Read the listing below and copy out every line that holds "хлебопекарного".

BEGIN DATASET ENTRIES

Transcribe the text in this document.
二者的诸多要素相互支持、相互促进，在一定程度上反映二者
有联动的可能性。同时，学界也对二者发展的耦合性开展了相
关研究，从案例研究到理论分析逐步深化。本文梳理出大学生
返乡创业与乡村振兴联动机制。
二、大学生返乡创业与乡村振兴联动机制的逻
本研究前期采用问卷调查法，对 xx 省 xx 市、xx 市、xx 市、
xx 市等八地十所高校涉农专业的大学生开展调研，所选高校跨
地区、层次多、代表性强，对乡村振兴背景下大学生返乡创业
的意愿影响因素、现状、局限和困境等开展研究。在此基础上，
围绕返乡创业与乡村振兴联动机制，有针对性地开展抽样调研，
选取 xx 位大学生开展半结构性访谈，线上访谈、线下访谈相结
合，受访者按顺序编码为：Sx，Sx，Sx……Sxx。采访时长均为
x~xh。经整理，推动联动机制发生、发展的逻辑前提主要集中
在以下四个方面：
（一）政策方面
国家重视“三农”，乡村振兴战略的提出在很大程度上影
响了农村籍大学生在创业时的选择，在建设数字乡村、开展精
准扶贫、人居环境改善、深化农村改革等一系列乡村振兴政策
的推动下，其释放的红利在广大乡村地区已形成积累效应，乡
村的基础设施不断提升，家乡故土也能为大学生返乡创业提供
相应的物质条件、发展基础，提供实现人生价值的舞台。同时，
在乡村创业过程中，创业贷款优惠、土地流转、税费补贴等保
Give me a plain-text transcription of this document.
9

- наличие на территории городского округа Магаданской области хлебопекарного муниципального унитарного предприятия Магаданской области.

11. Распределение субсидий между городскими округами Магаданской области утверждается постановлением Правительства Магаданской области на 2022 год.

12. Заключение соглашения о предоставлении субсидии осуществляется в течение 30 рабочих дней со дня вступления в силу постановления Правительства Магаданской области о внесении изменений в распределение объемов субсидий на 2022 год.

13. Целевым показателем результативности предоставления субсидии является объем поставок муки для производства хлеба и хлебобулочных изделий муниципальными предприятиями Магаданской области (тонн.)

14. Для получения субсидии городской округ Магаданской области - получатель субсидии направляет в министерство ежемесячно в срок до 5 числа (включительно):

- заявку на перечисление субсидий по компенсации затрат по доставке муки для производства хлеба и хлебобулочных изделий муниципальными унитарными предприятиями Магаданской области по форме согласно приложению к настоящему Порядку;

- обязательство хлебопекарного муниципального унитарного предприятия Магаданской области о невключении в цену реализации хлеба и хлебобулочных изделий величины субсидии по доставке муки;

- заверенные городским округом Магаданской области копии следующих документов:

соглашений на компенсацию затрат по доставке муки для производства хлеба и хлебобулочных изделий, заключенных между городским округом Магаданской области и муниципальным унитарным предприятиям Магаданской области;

END DATASET ENTRIES

- THE COMPLETED TASK:
- наличие на территории городского округа Магаданской области хлебопекарного муниципального унитарного предприятия Магаданской области.
- обязательство хлебопекарного муниципального унитарного предприятия Магаданской области о невключении в цену реализации хлеба и хлебобулочных изделий величины субсидии по доставке муки;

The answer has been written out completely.